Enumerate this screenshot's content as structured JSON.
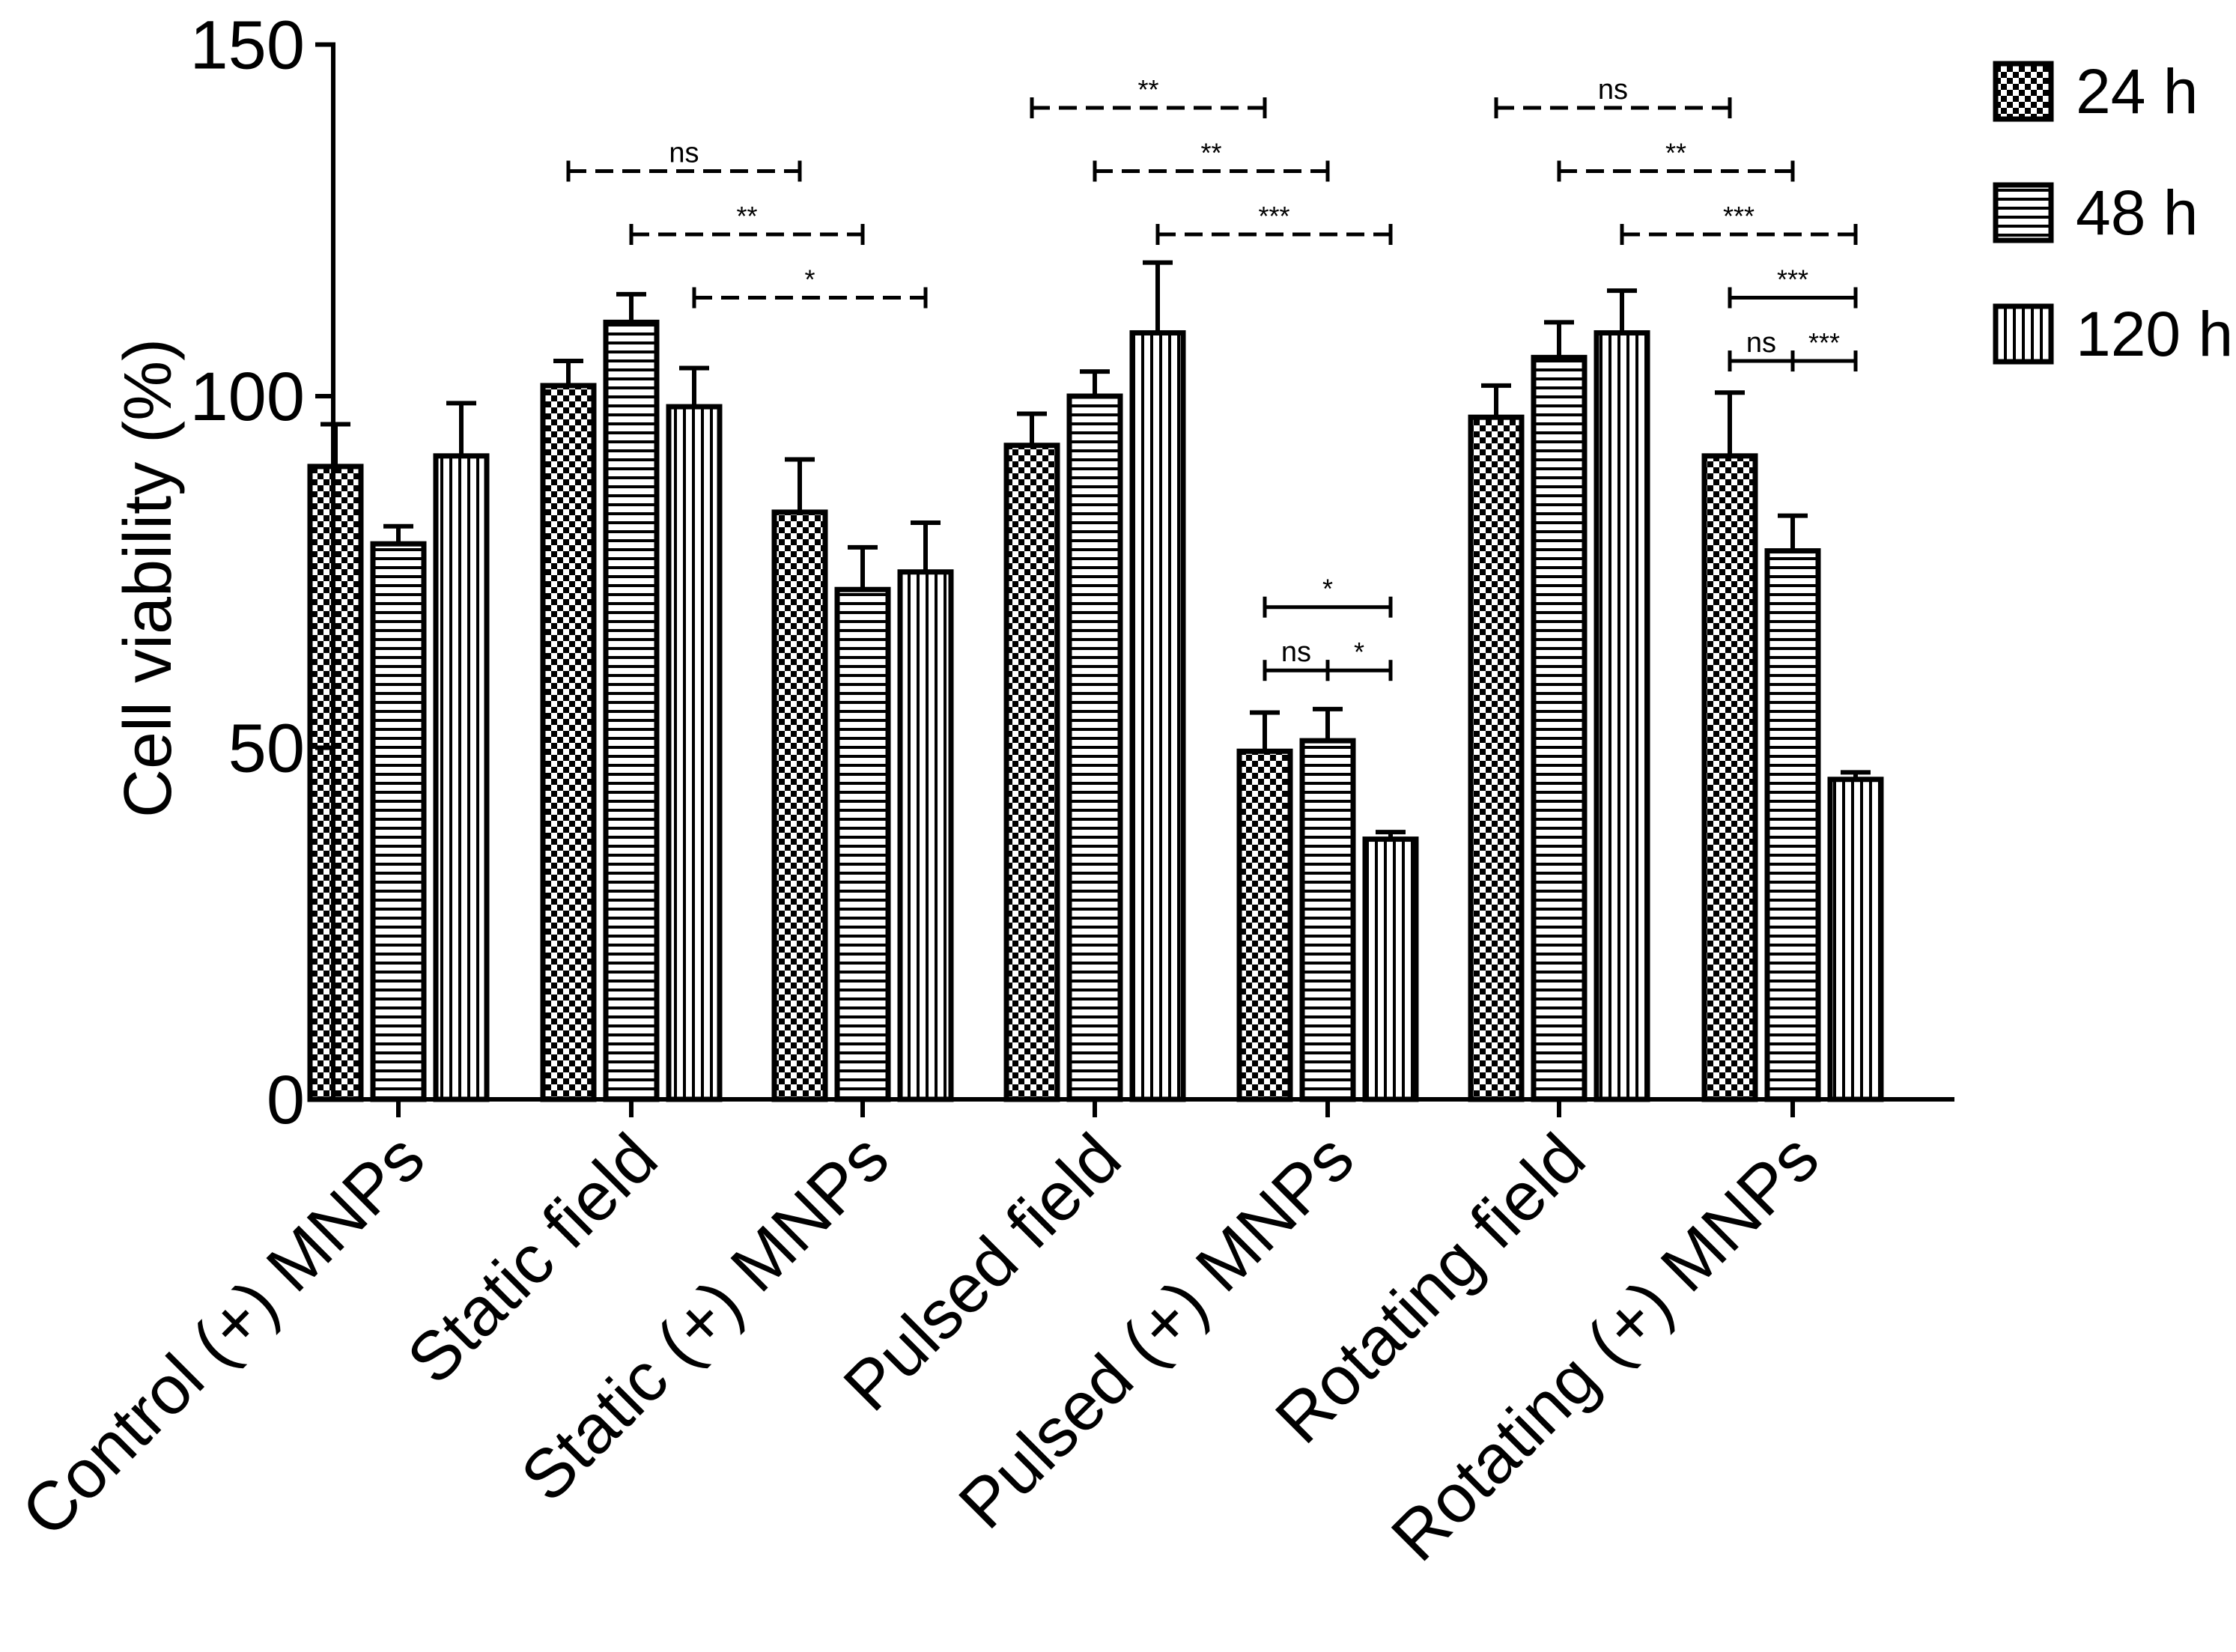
{
  "chart_data": {
    "type": "bar",
    "title": "",
    "xlabel": "",
    "ylabel": "Cell viability (%)",
    "ylim": [
      0,
      150
    ],
    "yticks": [
      0,
      50,
      100,
      150
    ],
    "grid": false,
    "legend_position": "top-right",
    "categories": [
      "Control (+) MNPs",
      "Static field",
      "Static (+) MNPs",
      "Pulsed field",
      "Pulsed (+) MNPs",
      "Rotating field",
      "Rotating (+) MNPs"
    ],
    "series": [
      {
        "name": "24 h",
        "pattern": "checker",
        "values": [
          90,
          101.5,
          83.5,
          93,
          49.5,
          97,
          91.5
        ],
        "errors": [
          6,
          3.5,
          7.5,
          4.5,
          5.5,
          4.5,
          9
        ]
      },
      {
        "name": "48 h",
        "pattern": "horizontal",
        "values": [
          79,
          110.5,
          72.5,
          100,
          51,
          105.5,
          78
        ],
        "errors": [
          2.5,
          4,
          6,
          3.5,
          4.5,
          5,
          5
        ]
      },
      {
        "name": "120 h",
        "pattern": "vertical",
        "values": [
          91.5,
          98.5,
          75,
          109,
          37,
          109,
          45.5
        ],
        "errors": [
          7.5,
          5.5,
          7,
          10,
          1,
          6,
          1
        ]
      }
    ],
    "annotations": [
      {
        "label": "ns",
        "style": "dashed",
        "from": [
          1,
          0
        ],
        "to": [
          2,
          0
        ],
        "y": 132
      },
      {
        "label": "**",
        "style": "dashed",
        "from": [
          1,
          1
        ],
        "to": [
          2,
          1
        ],
        "y": 123
      },
      {
        "label": "*",
        "style": "dashed",
        "from": [
          1,
          2
        ],
        "to": [
          2,
          2
        ],
        "y": 114
      },
      {
        "label": "**",
        "style": "dashed",
        "from": [
          3,
          0
        ],
        "to": [
          4,
          0
        ],
        "y": 141
      },
      {
        "label": "**",
        "style": "dashed",
        "from": [
          3,
          1
        ],
        "to": [
          4,
          1
        ],
        "y": 132
      },
      {
        "label": "***",
        "style": "dashed",
        "from": [
          3,
          2
        ],
        "to": [
          4,
          2
        ],
        "y": 123
      },
      {
        "label": "*",
        "style": "solid",
        "from": [
          4,
          0
        ],
        "to": [
          4,
          2
        ],
        "y": 70
      },
      {
        "label": "ns",
        "style": "solid",
        "from": [
          4,
          0
        ],
        "to": [
          4,
          1
        ],
        "y": 61
      },
      {
        "label": "*",
        "style": "solid",
        "from": [
          4,
          1
        ],
        "to": [
          4,
          2
        ],
        "y": 61
      },
      {
        "label": "ns",
        "style": "dashed",
        "from": [
          5,
          0
        ],
        "to": [
          6,
          0
        ],
        "y": 141
      },
      {
        "label": "**",
        "style": "dashed",
        "from": [
          5,
          1
        ],
        "to": [
          6,
          1
        ],
        "y": 132
      },
      {
        "label": "***",
        "style": "dashed",
        "from": [
          5,
          2
        ],
        "to": [
          6,
          2
        ],
        "y": 123
      },
      {
        "label": "***",
        "style": "solid",
        "from": [
          6,
          0
        ],
        "to": [
          6,
          2
        ],
        "y": 114
      },
      {
        "label": "ns",
        "style": "solid",
        "from": [
          6,
          0
        ],
        "to": [
          6,
          1
        ],
        "y": 105
      },
      {
        "label": "***",
        "style": "solid",
        "from": [
          6,
          1
        ],
        "to": [
          6,
          2
        ],
        "y": 105
      }
    ]
  }
}
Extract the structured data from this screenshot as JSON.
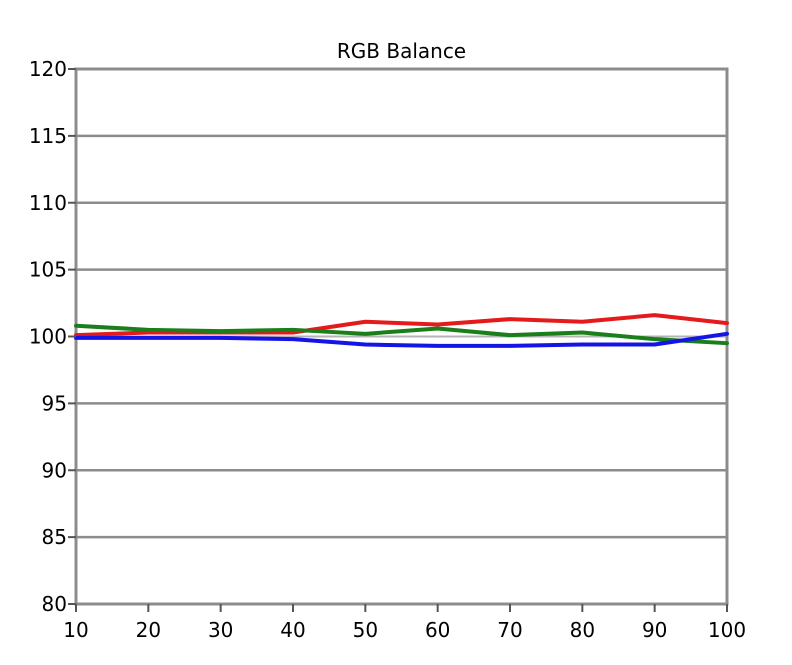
{
  "chart_data": {
    "type": "line",
    "title": "RGB Balance",
    "xlabel": "",
    "ylabel": "",
    "x": [
      10,
      20,
      30,
      40,
      50,
      60,
      70,
      80,
      90,
      100
    ],
    "xlim": [
      10,
      100
    ],
    "ylim": [
      80,
      120
    ],
    "yticks": [
      80,
      85,
      90,
      95,
      100,
      105,
      110,
      115,
      120
    ],
    "xticks": [
      10,
      20,
      30,
      40,
      50,
      60,
      70,
      80,
      90,
      100
    ],
    "grid": true,
    "reference_line": 100,
    "series": [
      {
        "color": "#e41a1c",
        "values": [
          100.1,
          100.3,
          100.3,
          100.3,
          101.1,
          100.9,
          101.3,
          101.1,
          101.6,
          101.0
        ]
      },
      {
        "color": "#1a7f1a",
        "values": [
          100.8,
          100.5,
          100.4,
          100.5,
          100.2,
          100.6,
          100.1,
          100.3,
          99.8,
          99.5
        ]
      },
      {
        "color": "#1414e6",
        "values": [
          99.9,
          99.9,
          99.9,
          99.8,
          99.4,
          99.3,
          99.3,
          99.4,
          99.4,
          100.2
        ]
      }
    ]
  }
}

◆ Given instruction
Each line of the data should be quoted exactly, with pictures left out.

◆ Solution to this exercise
Enumerate this screenshot's content as structured JSON.
{
  "chart_data": {
    "type": "bar",
    "title": "",
    "xlabel": "",
    "ylabel": "Cell viability (%)",
    "ylim": [
      0,
      150
    ],
    "yticks": [
      0,
      50,
      100,
      150
    ],
    "grid": false,
    "legend_position": "top-right",
    "categories": [
      "Control (+) MNPs",
      "Static field",
      "Static (+) MNPs",
      "Pulsed field",
      "Pulsed (+) MNPs",
      "Rotating field",
      "Rotating (+) MNPs"
    ],
    "series": [
      {
        "name": "24 h",
        "pattern": "checker",
        "values": [
          90,
          101.5,
          83.5,
          93,
          49.5,
          97,
          91.5
        ],
        "errors": [
          6,
          3.5,
          7.5,
          4.5,
          5.5,
          4.5,
          9
        ]
      },
      {
        "name": "48 h",
        "pattern": "horizontal",
        "values": [
          79,
          110.5,
          72.5,
          100,
          51,
          105.5,
          78
        ],
        "errors": [
          2.5,
          4,
          6,
          3.5,
          4.5,
          5,
          5
        ]
      },
      {
        "name": "120 h",
        "pattern": "vertical",
        "values": [
          91.5,
          98.5,
          75,
          109,
          37,
          109,
          45.5
        ],
        "errors": [
          7.5,
          5.5,
          7,
          10,
          1,
          6,
          1
        ]
      }
    ],
    "annotations": [
      {
        "label": "ns",
        "style": "dashed",
        "from": [
          1,
          0
        ],
        "to": [
          2,
          0
        ],
        "y": 132
      },
      {
        "label": "**",
        "style": "dashed",
        "from": [
          1,
          1
        ],
        "to": [
          2,
          1
        ],
        "y": 123
      },
      {
        "label": "*",
        "style": "dashed",
        "from": [
          1,
          2
        ],
        "to": [
          2,
          2
        ],
        "y": 114
      },
      {
        "label": "**",
        "style": "dashed",
        "from": [
          3,
          0
        ],
        "to": [
          4,
          0
        ],
        "y": 141
      },
      {
        "label": "**",
        "style": "dashed",
        "from": [
          3,
          1
        ],
        "to": [
          4,
          1
        ],
        "y": 132
      },
      {
        "label": "***",
        "style": "dashed",
        "from": [
          3,
          2
        ],
        "to": [
          4,
          2
        ],
        "y": 123
      },
      {
        "label": "*",
        "style": "solid",
        "from": [
          4,
          0
        ],
        "to": [
          4,
          2
        ],
        "y": 70
      },
      {
        "label": "ns",
        "style": "solid",
        "from": [
          4,
          0
        ],
        "to": [
          4,
          1
        ],
        "y": 61
      },
      {
        "label": "*",
        "style": "solid",
        "from": [
          4,
          1
        ],
        "to": [
          4,
          2
        ],
        "y": 61
      },
      {
        "label": "ns",
        "style": "dashed",
        "from": [
          5,
          0
        ],
        "to": [
          6,
          0
        ],
        "y": 141
      },
      {
        "label": "**",
        "style": "dashed",
        "from": [
          5,
          1
        ],
        "to": [
          6,
          1
        ],
        "y": 132
      },
      {
        "label": "***",
        "style": "dashed",
        "from": [
          5,
          2
        ],
        "to": [
          6,
          2
        ],
        "y": 123
      },
      {
        "label": "***",
        "style": "solid",
        "from": [
          6,
          0
        ],
        "to": [
          6,
          2
        ],
        "y": 114
      },
      {
        "label": "ns",
        "style": "solid",
        "from": [
          6,
          0
        ],
        "to": [
          6,
          1
        ],
        "y": 105
      },
      {
        "label": "***",
        "style": "solid",
        "from": [
          6,
          1
        ],
        "to": [
          6,
          2
        ],
        "y": 105
      }
    ]
  }
}
Extract the structured data from this screenshot as JSON.
{
  "chart_data": {
    "type": "line",
    "title": "RGB Balance",
    "xlabel": "",
    "ylabel": "",
    "x": [
      10,
      20,
      30,
      40,
      50,
      60,
      70,
      80,
      90,
      100
    ],
    "xlim": [
      10,
      100
    ],
    "ylim": [
      80,
      120
    ],
    "yticks": [
      80,
      85,
      90,
      95,
      100,
      105,
      110,
      115,
      120
    ],
    "xticks": [
      10,
      20,
      30,
      40,
      50,
      60,
      70,
      80,
      90,
      100
    ],
    "grid": true,
    "reference_line": 100,
    "series": [
      {
        "color": "#e41a1c",
        "values": [
          100.1,
          100.3,
          100.3,
          100.3,
          101.1,
          100.9,
          101.3,
          101.1,
          101.6,
          101.0
        ]
      },
      {
        "color": "#1a7f1a",
        "values": [
          100.8,
          100.5,
          100.4,
          100.5,
          100.2,
          100.6,
          100.1,
          100.3,
          99.8,
          99.5
        ]
      },
      {
        "color": "#1414e6",
        "values": [
          99.9,
          99.9,
          99.9,
          99.8,
          99.4,
          99.3,
          99.3,
          99.4,
          99.4,
          100.2
        ]
      }
    ]
  }
}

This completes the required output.